- Exercise aim:
Copy each line below in which the word "quick" occurs.

--- begin Data listing ---

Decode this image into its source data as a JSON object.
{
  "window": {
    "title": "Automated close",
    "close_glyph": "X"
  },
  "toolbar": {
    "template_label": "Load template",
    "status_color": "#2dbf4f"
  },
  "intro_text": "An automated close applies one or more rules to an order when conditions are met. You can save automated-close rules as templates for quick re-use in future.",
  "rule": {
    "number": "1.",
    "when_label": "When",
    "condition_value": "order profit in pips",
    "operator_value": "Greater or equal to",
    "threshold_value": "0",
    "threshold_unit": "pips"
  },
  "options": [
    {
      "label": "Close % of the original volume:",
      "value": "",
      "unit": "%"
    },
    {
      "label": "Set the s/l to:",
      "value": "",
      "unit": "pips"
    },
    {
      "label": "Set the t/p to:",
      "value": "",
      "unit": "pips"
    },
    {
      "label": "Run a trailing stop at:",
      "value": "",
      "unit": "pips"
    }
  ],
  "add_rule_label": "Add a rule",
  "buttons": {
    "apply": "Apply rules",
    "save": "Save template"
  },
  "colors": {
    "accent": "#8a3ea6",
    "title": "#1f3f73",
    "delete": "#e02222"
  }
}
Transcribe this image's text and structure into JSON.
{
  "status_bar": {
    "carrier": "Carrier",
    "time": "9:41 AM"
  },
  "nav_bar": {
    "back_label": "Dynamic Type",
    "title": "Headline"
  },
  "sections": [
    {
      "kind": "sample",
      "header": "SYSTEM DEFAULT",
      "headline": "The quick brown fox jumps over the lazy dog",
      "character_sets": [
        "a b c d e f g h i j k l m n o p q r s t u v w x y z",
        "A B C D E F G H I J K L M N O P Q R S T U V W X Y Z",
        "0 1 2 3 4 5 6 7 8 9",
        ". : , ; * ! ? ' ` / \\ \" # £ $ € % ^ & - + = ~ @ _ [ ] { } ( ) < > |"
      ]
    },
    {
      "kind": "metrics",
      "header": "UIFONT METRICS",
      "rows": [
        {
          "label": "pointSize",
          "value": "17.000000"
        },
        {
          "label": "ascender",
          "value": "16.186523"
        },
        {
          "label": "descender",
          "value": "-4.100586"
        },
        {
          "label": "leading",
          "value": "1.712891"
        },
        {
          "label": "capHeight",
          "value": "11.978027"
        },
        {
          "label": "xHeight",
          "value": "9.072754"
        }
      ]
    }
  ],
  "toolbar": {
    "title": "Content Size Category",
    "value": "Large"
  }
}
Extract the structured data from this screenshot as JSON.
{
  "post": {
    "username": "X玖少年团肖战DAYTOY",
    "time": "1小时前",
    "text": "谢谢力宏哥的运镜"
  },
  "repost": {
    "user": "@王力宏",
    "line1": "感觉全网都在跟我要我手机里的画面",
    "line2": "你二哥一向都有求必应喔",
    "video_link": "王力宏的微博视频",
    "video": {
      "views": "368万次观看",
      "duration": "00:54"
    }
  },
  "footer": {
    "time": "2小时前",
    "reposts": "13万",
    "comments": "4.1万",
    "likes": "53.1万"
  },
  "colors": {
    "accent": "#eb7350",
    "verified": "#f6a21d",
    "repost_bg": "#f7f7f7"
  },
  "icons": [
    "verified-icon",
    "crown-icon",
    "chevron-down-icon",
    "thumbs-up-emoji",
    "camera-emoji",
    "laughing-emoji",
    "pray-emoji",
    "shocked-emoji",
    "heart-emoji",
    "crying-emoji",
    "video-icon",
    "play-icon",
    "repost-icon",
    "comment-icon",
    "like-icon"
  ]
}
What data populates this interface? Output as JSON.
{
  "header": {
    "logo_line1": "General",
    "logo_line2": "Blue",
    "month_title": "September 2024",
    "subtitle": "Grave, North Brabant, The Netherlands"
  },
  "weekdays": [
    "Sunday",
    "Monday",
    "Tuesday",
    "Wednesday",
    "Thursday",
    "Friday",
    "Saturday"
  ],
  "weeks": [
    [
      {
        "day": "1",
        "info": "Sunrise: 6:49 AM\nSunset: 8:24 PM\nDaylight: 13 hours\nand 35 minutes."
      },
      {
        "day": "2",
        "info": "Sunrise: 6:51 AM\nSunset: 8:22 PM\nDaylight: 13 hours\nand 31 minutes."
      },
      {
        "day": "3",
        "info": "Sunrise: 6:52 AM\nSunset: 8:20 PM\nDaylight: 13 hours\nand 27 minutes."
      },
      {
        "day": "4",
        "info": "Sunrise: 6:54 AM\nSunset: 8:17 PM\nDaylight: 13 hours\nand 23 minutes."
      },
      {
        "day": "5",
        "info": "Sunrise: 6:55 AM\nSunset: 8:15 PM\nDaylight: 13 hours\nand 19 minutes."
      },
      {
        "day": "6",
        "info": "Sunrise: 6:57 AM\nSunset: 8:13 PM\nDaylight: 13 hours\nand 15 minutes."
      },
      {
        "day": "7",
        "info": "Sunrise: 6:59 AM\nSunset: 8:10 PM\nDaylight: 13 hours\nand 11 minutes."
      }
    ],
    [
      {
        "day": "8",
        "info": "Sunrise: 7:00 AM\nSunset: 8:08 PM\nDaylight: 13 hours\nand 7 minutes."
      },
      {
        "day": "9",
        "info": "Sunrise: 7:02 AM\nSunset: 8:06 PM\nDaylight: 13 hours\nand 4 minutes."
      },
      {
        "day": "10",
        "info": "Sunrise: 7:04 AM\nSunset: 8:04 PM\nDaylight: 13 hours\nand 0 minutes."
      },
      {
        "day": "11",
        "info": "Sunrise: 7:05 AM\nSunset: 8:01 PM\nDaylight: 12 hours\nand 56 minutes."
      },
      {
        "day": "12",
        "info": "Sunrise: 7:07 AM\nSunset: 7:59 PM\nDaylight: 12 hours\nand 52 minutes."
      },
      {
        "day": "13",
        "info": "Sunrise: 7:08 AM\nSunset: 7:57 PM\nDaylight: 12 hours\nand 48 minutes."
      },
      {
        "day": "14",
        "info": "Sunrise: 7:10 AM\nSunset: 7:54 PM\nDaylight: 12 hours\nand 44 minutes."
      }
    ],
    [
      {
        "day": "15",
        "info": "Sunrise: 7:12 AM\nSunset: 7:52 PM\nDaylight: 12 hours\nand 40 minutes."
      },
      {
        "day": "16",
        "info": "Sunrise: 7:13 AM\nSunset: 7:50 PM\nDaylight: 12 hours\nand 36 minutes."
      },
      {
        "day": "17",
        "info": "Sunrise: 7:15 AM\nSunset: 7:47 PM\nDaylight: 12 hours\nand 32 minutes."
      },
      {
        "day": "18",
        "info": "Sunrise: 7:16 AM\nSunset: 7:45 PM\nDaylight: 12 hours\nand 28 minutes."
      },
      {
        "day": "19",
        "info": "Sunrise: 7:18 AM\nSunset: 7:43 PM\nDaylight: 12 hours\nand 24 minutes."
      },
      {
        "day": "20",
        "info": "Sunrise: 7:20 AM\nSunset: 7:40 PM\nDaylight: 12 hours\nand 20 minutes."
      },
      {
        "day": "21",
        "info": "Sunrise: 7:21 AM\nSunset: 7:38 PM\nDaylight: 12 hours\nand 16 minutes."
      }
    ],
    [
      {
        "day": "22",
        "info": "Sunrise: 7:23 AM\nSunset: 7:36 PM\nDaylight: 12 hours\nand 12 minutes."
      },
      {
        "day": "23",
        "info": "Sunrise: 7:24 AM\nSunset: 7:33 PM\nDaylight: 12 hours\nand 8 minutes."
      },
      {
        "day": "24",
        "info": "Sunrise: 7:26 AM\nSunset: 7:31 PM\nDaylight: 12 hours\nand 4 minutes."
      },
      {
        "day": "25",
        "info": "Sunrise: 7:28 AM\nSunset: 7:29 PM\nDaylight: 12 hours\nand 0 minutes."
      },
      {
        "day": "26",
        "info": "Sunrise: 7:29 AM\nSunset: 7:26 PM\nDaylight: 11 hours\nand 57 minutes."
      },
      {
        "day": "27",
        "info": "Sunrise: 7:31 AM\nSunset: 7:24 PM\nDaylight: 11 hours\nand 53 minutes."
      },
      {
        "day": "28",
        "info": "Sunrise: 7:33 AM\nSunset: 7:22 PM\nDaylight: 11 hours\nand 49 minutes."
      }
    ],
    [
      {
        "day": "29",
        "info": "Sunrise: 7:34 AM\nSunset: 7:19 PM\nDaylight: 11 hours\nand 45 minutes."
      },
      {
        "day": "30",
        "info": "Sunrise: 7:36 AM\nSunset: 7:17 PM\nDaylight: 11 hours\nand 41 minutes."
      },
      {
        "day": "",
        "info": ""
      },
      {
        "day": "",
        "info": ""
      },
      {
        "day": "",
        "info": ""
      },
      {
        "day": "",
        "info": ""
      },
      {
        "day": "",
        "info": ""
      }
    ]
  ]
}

--- end Data listing ---

- Answer to this problem:
  "intro_text": "An automated close applies one or more rules to an order when conditions are met. You can save automated-close rules as templates for quick re-use in future.",
      "headline": "The quick brown fox jumps over the lazy dog",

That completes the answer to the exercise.